▸ To be done:
Would you retype all of these records exactly?

[Items from a dataset]
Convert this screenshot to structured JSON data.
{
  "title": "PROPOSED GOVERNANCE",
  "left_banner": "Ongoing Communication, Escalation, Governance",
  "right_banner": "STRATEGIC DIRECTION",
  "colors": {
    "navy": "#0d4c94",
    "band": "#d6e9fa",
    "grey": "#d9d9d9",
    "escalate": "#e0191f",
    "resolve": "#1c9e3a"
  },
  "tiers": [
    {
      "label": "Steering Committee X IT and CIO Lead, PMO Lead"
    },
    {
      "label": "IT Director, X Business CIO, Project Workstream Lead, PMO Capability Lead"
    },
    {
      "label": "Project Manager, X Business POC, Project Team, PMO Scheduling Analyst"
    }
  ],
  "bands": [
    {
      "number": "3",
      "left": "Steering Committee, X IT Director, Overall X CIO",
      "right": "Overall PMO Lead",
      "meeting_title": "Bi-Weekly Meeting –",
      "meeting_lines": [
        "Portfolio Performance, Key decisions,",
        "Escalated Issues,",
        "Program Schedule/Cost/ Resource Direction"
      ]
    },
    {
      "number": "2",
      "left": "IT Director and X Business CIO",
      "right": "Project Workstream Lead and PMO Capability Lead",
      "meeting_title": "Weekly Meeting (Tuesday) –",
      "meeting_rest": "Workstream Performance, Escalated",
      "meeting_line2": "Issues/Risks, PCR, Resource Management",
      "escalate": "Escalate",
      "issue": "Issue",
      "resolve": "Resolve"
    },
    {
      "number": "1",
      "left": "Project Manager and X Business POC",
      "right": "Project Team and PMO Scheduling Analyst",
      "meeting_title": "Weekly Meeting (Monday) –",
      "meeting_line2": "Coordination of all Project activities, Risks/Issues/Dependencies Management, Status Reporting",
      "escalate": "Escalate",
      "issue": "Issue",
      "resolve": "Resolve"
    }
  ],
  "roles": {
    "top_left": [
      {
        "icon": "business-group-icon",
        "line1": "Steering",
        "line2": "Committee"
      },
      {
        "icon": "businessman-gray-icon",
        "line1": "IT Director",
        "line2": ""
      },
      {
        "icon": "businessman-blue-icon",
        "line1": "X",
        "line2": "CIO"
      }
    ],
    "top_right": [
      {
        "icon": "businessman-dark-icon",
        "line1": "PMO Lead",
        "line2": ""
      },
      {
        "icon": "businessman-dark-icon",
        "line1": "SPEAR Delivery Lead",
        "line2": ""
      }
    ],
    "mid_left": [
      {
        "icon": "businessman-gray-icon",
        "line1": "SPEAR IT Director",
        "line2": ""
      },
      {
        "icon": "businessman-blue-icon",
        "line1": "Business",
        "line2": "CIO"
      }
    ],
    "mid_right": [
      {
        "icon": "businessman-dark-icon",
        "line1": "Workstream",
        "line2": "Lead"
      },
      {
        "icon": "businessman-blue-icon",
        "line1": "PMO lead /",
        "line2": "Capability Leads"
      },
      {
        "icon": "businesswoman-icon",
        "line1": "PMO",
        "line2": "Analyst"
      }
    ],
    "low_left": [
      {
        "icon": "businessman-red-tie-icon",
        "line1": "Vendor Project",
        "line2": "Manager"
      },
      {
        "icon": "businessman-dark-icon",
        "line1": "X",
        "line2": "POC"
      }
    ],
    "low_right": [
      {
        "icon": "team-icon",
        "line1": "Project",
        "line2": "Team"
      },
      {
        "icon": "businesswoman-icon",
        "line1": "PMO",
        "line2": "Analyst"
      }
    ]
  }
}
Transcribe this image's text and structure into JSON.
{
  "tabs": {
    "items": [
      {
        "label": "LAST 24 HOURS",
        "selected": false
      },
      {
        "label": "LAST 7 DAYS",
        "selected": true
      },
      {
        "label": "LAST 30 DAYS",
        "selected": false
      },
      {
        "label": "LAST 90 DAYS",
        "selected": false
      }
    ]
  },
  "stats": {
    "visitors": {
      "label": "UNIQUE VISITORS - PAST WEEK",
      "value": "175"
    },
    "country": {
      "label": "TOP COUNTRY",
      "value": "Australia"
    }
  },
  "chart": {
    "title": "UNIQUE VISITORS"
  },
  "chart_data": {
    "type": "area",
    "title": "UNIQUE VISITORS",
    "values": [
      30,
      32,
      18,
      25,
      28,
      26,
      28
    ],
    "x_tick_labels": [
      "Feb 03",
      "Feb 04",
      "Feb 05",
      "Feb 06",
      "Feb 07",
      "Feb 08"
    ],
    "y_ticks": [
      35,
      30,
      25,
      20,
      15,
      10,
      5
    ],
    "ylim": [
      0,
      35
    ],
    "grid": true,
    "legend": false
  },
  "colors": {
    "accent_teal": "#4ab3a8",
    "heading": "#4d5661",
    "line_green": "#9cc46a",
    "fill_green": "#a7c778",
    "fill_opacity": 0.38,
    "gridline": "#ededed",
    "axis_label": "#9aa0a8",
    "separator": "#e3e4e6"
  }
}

▸ In response:
Convert this screenshot to structured JSON data.
{
  "title": "PROPOSED GOVERNANCE",
  "left_banner": "Ongoing Communication, Escalation, Governance",
  "right_banner": "STRATEGIC DIRECTION",
  "colors": {
    "navy": "#0d4c94",
    "band": "#d6e9fa",
    "grey": "#d9d9d9",
    "escalate": "#e0191f",
    "resolve": "#1c9e3a"
  },
  "tiers": [
    {
      "label": "Steering Committee X IT and CIO Lead, PMO Lead"
    },
    {
      "label": "IT Director, X Business CIO, Project Workstream Lead, PMO Capability Lead"
    },
    {
      "label": "Project Manager, X Business POC, Project Team, PMO Scheduling Analyst"
    }
  ],
  "bands": [
    {
      "number": "3",
      "left": "Steering Committee, X IT Director, Overall X CIO",
      "right": "Overall PMO Lead",
      "meeting_title": "Bi-Weekly Meeting –",
      "meeting_lines": [
        "Portfolio Performance, Key decisions,",
        "Escalated Issues,",
        "Program Schedule/Cost/ Resource Direction"
      ]
    },
    {
      "number": "2",
      "left": "IT Director and X Business CIO",
      "right": "Project Workstream Lead and PMO Capability Lead",
      "meeting_title": "Weekly Meeting (Tuesday) –",
      "meeting_rest": "Workstream Performance, Escalated",
      "meeting_line2": "Issues/Risks, PCR, Resource Management",
      "escalate": "Escalate",
      "issue": "Issue",
      "resolve": "Resolve"
    },
    {
      "number": "1",
      "left": "Project Manager and X Business POC",
      "right": "Project Team and PMO Scheduling Analyst",
      "meeting_title": "Weekly Meeting (Monday) –",
      "meeting_line2": "Coordination of all Project activities, Risks/Issues/Dependencies Management, Status Reporting",
      "escalate": "Escalate",
      "issue": "Issue",
      "resolve": "Resolve"
    }
  ],
  "roles": {
    "top_left": [
      {
        "icon": "business-group-icon",
        "line1": "Steering",
        "line2": "Committee"
      },
      {
        "icon": "businessman-gray-icon",
        "line1": "IT Director",
        "line2": ""
      },
      {
        "icon": "businessman-blue-icon",
        "line1": "X",
        "line2": "CIO"
      }
    ],
    "top_right": [
      {
        "icon": "businessman-dark-icon",
        "line1": "PMO Lead",
        "line2": ""
      },
      {
        "icon": "businessman-dark-icon",
        "line1": "SPEAR Delivery Lead",
        "line2": ""
      }
    ],
    "mid_left": [
      {
        "icon": "businessman-gray-icon",
        "line1": "SPEAR IT Director",
        "line2": ""
      },
      {
        "icon": "businessman-blue-icon",
        "line1": "Business",
        "line2": "CIO"
      }
    ],
    "mid_right": [
      {
        "icon": "businessman-dark-icon",
        "line1": "Workstream",
        "line2": "Lead"
      },
      {
        "icon": "businessman-blue-icon",
        "line1": "PMO lead /",
        "line2": "Capability Leads"
      },
      {
        "icon": "businesswoman-icon",
        "line1": "PMO",
        "line2": "Analyst"
      }
    ],
    "low_left": [
      {
        "icon": "businessman-red-tie-icon",
        "line1": "Vendor Project",
        "line2": "Manager"
      },
      {
        "icon": "businessman-dark-icon",
        "line1": "X",
        "line2": "POC"
      }
    ],
    "low_right": [
      {
        "icon": "team-icon",
        "line1": "Project",
        "line2": "Team"
      },
      {
        "icon": "businesswoman-icon",
        "line1": "PMO",
        "line2": "Analyst"
      }
    ]
  }
}
Transcribe this image's text and structure into JSON.
{
  "tabs": {
    "items": [
      {
        "label": "LAST 24 HOURS",
        "selected": false
      },
      {
        "label": "LAST 7 DAYS",
        "selected": true
      },
      {
        "label": "LAST 30 DAYS",
        "selected": false
      },
      {
        "label": "LAST 90 DAYS",
        "selected": false
      }
    ]
  },
  "stats": {
    "visitors": {
      "label": "UNIQUE VISITORS - PAST WEEK",
      "value": "175"
    },
    "country": {
      "label": "TOP COUNTRY",
      "value": "Australia"
    }
  },
  "chart": {
    "title": "UNIQUE VISITORS"
  },
  "chart_data": {
    "type": "area",
    "title": "UNIQUE VISITORS",
    "values": [
      30,
      32,
      18,
      25,
      28,
      26,
      28
    ],
    "x_tick_labels": [
      "Feb 03",
      "Feb 04",
      "Feb 05",
      "Feb 06",
      "Feb 07",
      "Feb 08"
    ],
    "y_ticks": [
      35,
      30,
      25,
      20,
      15,
      10,
      5
    ],
    "ylim": [
      0,
      35
    ],
    "grid": true,
    "legend": false
  },
  "colors": {
    "accent_teal": "#4ab3a8",
    "heading": "#4d5661",
    "line_green": "#9cc46a",
    "fill_green": "#a7c778",
    "fill_opacity": 0.38,
    "gridline": "#ededed",
    "axis_label": "#9aa0a8",
    "separator": "#e3e4e6"
  }
}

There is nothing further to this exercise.